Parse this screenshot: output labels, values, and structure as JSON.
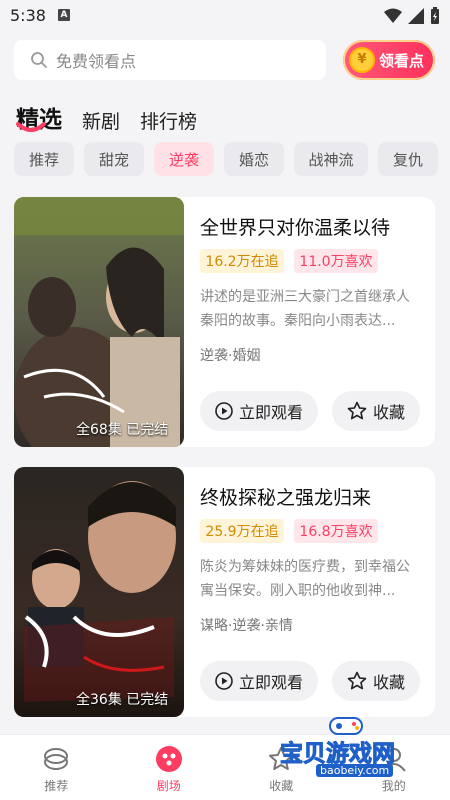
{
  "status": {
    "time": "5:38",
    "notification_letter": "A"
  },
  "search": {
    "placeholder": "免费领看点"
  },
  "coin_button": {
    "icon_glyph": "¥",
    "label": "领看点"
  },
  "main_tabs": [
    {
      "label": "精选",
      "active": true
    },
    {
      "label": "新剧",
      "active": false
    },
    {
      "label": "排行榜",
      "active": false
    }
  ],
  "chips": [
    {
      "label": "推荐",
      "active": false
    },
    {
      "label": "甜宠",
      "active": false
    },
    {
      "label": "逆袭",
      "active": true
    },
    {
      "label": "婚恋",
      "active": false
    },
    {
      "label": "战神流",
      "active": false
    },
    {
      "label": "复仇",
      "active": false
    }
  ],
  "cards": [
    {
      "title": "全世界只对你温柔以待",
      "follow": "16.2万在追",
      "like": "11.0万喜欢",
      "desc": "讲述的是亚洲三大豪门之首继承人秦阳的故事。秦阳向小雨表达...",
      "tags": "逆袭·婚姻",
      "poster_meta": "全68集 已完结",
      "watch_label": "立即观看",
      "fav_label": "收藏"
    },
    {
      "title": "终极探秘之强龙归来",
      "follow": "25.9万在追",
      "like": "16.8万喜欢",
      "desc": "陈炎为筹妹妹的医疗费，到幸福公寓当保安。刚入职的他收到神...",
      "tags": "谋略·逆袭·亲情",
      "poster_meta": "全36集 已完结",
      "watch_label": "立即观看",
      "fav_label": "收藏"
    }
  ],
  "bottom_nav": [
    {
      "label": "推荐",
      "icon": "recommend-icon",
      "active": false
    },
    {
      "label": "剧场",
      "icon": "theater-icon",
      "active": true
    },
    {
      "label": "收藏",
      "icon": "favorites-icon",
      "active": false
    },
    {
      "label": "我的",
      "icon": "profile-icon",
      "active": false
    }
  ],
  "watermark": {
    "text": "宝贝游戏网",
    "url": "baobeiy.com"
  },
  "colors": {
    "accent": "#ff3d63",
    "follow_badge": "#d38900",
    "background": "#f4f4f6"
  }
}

■ **What is asked**
Copy every line above word for word and exclude the pictures.

■ **Response below**
Parse this screenshot: output labels, values, and structure as JSON.
{
  "status": {
    "time": "5:38",
    "notification_letter": "A"
  },
  "search": {
    "placeholder": "免费领看点"
  },
  "coin_button": {
    "icon_glyph": "¥",
    "label": "领看点"
  },
  "main_tabs": [
    {
      "label": "精选",
      "active": true
    },
    {
      "label": "新剧",
      "active": false
    },
    {
      "label": "排行榜",
      "active": false
    }
  ],
  "chips": [
    {
      "label": "推荐",
      "active": false
    },
    {
      "label": "甜宠",
      "active": false
    },
    {
      "label": "逆袭",
      "active": true
    },
    {
      "label": "婚恋",
      "active": false
    },
    {
      "label": "战神流",
      "active": false
    },
    {
      "label": "复仇",
      "active": false
    }
  ],
  "cards": [
    {
      "title": "全世界只对你温柔以待",
      "follow": "16.2万在追",
      "like": "11.0万喜欢",
      "desc": "讲述的是亚洲三大豪门之首继承人秦阳的故事。秦阳向小雨表达...",
      "tags": "逆袭·婚姻",
      "poster_meta": "全68集 已完结",
      "watch_label": "立即观看",
      "fav_label": "收藏"
    },
    {
      "title": "终极探秘之强龙归来",
      "follow": "25.9万在追",
      "like": "16.8万喜欢",
      "desc": "陈炎为筹妹妹的医疗费，到幸福公寓当保安。刚入职的他收到神...",
      "tags": "谋略·逆袭·亲情",
      "poster_meta": "全36集 已完结",
      "watch_label": "立即观看",
      "fav_label": "收藏"
    }
  ],
  "bottom_nav": [
    {
      "label": "推荐",
      "icon": "recommend-icon",
      "active": false
    },
    {
      "label": "剧场",
      "icon": "theater-icon",
      "active": true
    },
    {
      "label": "收藏",
      "icon": "favorites-icon",
      "active": false
    },
    {
      "label": "我的",
      "icon": "profile-icon",
      "active": false
    }
  ],
  "watermark": {
    "text": "宝贝游戏网",
    "url": "baobeiy.com"
  },
  "colors": {
    "accent": "#ff3d63",
    "follow_badge": "#d38900",
    "background": "#f4f4f6"
  }
}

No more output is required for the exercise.